_What this task involves_
Print the data that follows exactly.

_Excerpted data_
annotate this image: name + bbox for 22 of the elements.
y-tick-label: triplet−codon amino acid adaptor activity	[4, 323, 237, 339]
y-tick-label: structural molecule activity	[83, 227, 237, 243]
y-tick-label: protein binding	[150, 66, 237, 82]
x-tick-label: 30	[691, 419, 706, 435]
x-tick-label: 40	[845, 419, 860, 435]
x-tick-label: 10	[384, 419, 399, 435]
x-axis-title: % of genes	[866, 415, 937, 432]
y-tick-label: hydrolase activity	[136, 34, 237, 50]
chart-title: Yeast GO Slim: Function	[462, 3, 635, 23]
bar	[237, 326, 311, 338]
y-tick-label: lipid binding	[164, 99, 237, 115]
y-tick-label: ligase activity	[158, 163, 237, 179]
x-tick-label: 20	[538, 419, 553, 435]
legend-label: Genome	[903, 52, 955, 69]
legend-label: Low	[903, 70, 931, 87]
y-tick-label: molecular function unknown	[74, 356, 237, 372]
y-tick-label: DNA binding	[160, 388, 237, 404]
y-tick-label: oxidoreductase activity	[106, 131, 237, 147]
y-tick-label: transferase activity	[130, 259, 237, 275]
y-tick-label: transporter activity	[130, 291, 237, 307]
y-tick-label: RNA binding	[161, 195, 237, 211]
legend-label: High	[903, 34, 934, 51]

_Worked solution_
annotate this image: name + bbox for 22 of the elements.
y-tick-label: triplet−codon amino acid adaptor activity	[4, 323, 237, 339]
y-tick-label: structural molecule activity	[83, 227, 237, 243]
y-tick-label: protein binding	[150, 66, 237, 82]
x-tick-label: 30	[691, 419, 706, 435]
x-tick-label: 40	[845, 419, 860, 435]
x-tick-label: 10	[384, 419, 399, 435]
x-axis-title: % of genes	[866, 415, 937, 432]
y-tick-label: hydrolase activity	[136, 34, 237, 50]
chart-title: Yeast GO Slim: Function	[462, 3, 635, 23]
bar	[237, 326, 311, 338]
y-tick-label: lipid binding	[164, 99, 237, 115]
y-tick-label: ligase activity	[158, 163, 237, 179]
x-tick-label: 20	[538, 419, 553, 435]
legend-label: Genome	[903, 52, 955, 69]
legend-label: Low	[903, 70, 931, 87]
y-tick-label: molecular function unknown	[74, 356, 237, 372]
y-tick-label: DNA binding	[160, 388, 237, 404]
y-tick-label: oxidoreductase activity	[106, 131, 237, 147]
y-tick-label: transferase activity	[130, 259, 237, 275]
y-tick-label: transporter activity	[130, 291, 237, 307]
y-tick-label: RNA binding	[161, 195, 237, 211]
legend-label: High	[903, 34, 934, 51]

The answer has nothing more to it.